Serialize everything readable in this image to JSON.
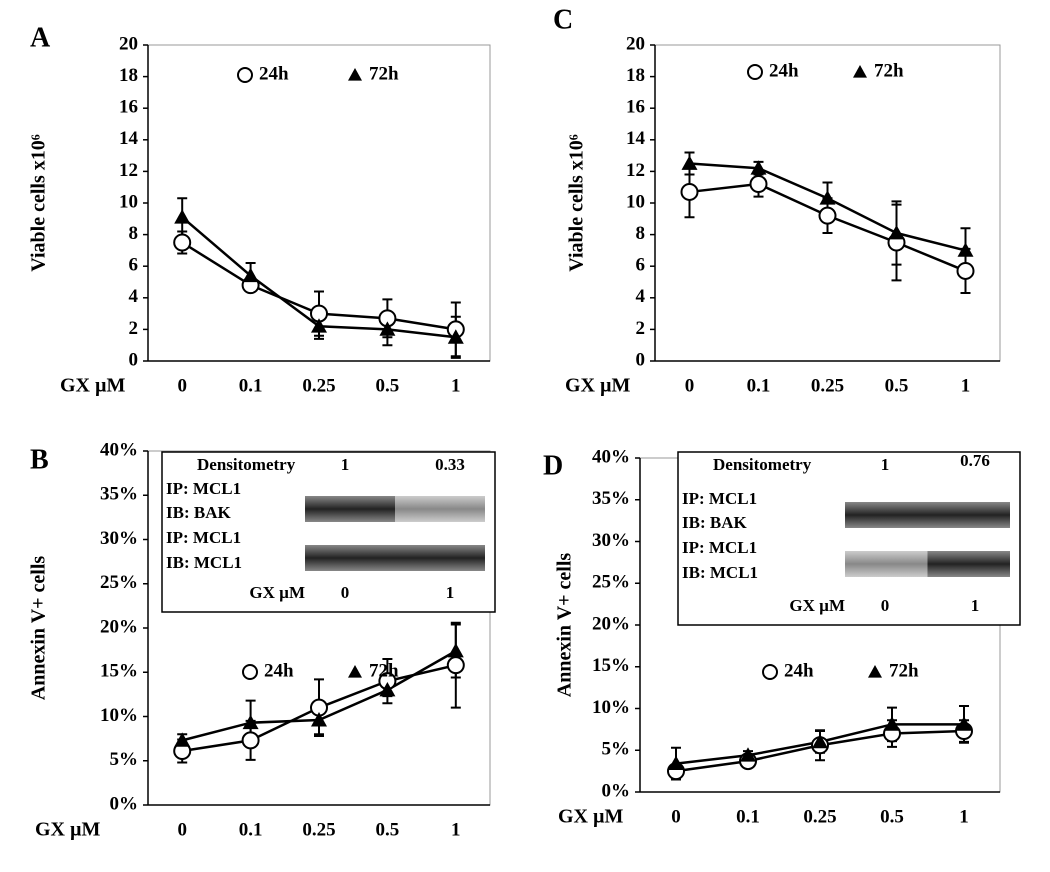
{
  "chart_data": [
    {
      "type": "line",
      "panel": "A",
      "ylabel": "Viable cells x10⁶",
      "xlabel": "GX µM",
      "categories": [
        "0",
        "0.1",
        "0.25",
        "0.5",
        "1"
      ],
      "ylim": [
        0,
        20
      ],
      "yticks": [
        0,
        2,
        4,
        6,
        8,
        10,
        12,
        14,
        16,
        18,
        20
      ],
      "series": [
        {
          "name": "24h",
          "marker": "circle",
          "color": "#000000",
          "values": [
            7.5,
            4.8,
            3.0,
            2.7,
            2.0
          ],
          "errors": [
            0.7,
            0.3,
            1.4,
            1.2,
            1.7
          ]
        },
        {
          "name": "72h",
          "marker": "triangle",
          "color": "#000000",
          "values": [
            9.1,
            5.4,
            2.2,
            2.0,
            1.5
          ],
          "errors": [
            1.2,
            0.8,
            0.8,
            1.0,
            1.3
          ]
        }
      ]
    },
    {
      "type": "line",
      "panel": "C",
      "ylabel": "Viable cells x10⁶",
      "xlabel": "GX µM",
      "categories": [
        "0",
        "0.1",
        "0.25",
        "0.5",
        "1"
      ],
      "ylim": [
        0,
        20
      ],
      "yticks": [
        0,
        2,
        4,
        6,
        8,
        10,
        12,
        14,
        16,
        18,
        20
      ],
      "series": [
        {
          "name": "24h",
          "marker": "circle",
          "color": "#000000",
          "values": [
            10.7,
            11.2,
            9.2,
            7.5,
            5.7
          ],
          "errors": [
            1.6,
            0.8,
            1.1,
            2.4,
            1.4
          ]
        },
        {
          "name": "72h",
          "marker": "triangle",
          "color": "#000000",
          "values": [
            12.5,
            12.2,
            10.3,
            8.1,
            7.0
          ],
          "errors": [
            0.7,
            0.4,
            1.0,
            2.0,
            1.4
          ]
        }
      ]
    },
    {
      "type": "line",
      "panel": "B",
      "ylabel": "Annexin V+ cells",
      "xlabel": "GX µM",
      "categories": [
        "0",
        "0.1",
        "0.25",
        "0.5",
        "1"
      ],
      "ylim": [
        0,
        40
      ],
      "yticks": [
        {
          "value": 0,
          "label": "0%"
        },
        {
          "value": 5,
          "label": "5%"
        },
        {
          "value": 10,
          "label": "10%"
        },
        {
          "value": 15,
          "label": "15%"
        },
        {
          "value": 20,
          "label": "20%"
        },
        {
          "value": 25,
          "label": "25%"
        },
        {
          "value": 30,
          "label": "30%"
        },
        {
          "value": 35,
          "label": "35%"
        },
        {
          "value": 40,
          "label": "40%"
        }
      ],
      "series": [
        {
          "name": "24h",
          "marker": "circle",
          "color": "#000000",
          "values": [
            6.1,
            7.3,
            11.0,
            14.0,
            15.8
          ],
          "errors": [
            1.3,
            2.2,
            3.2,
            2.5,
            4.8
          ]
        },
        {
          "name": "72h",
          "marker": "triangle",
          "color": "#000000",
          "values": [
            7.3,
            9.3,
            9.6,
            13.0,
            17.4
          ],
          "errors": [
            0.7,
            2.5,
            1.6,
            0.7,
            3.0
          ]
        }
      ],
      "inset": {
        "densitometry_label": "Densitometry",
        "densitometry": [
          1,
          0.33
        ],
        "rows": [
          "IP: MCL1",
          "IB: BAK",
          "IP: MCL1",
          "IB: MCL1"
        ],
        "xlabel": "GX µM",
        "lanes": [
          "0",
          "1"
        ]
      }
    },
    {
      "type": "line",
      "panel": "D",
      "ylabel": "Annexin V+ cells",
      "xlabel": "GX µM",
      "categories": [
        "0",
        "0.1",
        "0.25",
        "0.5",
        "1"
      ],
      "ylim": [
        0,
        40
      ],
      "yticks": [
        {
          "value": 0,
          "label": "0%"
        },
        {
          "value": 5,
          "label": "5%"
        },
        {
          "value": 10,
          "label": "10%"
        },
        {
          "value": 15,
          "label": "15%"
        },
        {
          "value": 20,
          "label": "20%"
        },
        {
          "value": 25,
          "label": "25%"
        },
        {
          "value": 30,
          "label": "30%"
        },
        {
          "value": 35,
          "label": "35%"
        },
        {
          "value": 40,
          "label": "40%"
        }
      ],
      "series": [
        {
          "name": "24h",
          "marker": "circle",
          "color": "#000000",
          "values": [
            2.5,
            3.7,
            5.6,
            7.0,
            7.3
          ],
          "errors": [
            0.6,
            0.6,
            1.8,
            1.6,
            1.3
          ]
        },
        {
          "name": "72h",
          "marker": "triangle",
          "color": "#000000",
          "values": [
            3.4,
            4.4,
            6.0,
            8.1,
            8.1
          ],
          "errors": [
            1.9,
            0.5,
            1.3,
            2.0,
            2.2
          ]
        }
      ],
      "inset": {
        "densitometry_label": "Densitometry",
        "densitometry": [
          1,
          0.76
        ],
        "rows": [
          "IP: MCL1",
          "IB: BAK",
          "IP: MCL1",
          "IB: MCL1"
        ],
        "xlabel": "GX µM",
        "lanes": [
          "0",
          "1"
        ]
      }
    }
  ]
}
_____
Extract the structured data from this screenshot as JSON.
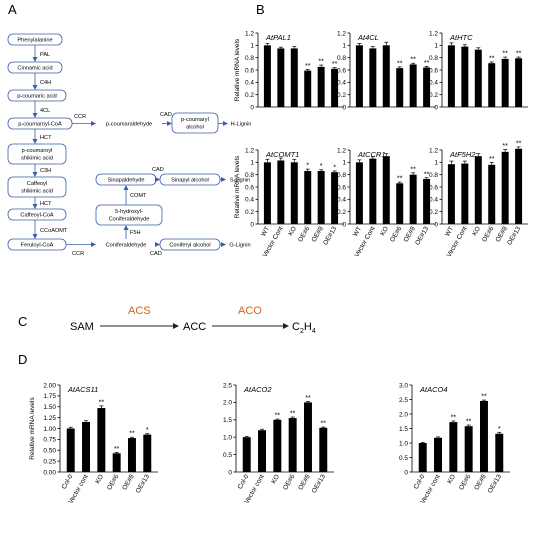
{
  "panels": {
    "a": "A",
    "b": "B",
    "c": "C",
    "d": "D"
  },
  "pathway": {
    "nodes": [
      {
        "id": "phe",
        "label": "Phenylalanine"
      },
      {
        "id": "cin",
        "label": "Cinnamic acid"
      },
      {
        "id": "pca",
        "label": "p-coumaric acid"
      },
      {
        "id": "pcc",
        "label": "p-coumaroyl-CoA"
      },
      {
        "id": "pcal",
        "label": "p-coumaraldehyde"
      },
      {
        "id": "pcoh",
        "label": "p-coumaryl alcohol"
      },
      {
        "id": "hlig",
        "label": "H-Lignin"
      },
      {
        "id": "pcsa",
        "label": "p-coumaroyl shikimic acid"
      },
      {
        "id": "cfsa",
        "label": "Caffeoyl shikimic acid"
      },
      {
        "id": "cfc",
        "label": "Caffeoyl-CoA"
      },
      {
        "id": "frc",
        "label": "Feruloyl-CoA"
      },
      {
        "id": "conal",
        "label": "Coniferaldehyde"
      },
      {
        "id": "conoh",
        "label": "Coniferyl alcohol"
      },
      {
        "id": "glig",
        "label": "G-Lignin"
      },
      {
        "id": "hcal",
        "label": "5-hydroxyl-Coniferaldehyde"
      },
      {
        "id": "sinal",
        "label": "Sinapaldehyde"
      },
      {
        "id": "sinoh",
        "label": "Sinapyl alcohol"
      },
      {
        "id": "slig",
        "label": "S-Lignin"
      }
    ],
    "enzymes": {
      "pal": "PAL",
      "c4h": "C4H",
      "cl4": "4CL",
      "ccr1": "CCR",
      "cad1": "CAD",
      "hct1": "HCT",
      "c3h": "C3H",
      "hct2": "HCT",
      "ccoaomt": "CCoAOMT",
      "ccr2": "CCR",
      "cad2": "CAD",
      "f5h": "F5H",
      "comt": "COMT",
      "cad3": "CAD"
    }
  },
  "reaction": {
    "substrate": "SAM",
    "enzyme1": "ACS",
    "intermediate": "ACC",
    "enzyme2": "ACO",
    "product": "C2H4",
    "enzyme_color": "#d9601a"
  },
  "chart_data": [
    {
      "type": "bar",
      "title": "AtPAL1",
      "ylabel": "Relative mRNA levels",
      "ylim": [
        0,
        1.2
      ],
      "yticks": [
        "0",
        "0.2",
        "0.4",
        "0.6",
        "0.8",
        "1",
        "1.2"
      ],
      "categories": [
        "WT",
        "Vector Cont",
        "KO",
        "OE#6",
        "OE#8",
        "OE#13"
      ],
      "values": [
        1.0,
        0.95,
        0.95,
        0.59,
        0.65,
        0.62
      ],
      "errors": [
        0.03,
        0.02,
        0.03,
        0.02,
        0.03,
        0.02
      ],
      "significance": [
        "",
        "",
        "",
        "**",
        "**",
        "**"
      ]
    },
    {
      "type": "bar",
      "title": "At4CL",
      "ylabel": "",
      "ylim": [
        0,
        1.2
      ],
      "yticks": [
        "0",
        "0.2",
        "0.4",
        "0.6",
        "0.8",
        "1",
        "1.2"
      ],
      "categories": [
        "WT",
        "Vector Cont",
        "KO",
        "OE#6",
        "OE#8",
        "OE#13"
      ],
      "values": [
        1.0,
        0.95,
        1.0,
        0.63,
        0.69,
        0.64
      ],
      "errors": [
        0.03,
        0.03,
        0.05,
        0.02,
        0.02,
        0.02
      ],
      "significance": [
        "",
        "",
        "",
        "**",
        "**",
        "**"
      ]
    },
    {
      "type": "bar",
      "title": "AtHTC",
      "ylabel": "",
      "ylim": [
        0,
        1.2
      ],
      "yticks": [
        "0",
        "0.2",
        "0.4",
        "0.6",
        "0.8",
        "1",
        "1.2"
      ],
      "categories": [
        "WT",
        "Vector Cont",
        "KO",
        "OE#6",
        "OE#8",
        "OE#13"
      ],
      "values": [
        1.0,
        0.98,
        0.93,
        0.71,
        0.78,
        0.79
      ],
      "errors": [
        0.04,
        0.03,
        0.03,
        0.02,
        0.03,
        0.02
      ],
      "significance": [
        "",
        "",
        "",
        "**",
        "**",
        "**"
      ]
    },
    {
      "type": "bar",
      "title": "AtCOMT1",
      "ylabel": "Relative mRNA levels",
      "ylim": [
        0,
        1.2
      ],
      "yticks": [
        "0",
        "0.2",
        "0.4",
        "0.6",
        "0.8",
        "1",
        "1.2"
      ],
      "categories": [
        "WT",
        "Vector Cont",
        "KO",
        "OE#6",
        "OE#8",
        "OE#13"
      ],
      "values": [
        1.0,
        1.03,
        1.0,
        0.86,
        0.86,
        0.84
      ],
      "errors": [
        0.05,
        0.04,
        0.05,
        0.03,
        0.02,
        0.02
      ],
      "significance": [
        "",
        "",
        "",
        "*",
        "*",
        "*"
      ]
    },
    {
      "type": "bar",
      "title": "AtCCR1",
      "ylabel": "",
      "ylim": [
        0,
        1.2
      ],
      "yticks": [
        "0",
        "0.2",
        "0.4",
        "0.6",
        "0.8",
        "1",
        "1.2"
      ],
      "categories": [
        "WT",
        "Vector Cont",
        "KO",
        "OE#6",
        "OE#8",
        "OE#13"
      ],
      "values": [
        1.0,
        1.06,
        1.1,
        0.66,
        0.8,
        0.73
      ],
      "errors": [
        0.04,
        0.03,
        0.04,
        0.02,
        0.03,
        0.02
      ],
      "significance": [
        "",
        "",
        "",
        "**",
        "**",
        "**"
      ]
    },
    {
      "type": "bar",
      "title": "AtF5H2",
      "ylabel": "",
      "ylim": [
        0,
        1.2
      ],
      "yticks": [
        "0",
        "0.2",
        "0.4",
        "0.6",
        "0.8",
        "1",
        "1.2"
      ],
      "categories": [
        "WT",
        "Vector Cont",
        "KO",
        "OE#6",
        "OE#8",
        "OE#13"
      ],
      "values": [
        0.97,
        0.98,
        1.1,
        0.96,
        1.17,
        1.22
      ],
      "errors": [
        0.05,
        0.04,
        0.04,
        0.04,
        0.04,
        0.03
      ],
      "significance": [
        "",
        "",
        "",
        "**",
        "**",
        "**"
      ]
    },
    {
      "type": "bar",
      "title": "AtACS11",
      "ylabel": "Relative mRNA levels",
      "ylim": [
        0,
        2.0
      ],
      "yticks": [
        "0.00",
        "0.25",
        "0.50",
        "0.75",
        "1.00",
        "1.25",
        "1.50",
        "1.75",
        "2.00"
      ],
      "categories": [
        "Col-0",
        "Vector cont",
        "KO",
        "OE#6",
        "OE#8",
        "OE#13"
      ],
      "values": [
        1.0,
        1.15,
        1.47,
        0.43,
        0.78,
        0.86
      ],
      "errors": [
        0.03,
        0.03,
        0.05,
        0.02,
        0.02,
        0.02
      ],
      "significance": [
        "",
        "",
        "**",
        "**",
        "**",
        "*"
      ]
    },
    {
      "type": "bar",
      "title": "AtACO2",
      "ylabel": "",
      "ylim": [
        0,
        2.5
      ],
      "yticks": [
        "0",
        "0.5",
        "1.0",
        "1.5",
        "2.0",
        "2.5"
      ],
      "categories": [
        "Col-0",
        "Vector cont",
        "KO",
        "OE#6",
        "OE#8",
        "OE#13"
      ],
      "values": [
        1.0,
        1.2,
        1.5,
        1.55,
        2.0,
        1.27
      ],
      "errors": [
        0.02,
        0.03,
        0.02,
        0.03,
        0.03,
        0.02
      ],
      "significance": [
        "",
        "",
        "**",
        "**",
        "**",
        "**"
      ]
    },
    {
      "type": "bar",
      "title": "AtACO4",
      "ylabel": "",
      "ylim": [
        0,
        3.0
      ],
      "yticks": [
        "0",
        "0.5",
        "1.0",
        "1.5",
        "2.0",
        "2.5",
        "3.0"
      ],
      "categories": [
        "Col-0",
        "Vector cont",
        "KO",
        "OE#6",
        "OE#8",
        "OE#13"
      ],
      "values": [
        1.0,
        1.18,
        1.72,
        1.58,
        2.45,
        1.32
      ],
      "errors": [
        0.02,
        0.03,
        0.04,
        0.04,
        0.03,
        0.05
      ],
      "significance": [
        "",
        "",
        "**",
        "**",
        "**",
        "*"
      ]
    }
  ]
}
_____
_WHAT IS REQUIRED_
Work out how many lines contain the word "Coniferaldehyde" in the records, and answer with the number only.

_EXERCISE RESPONSE_
2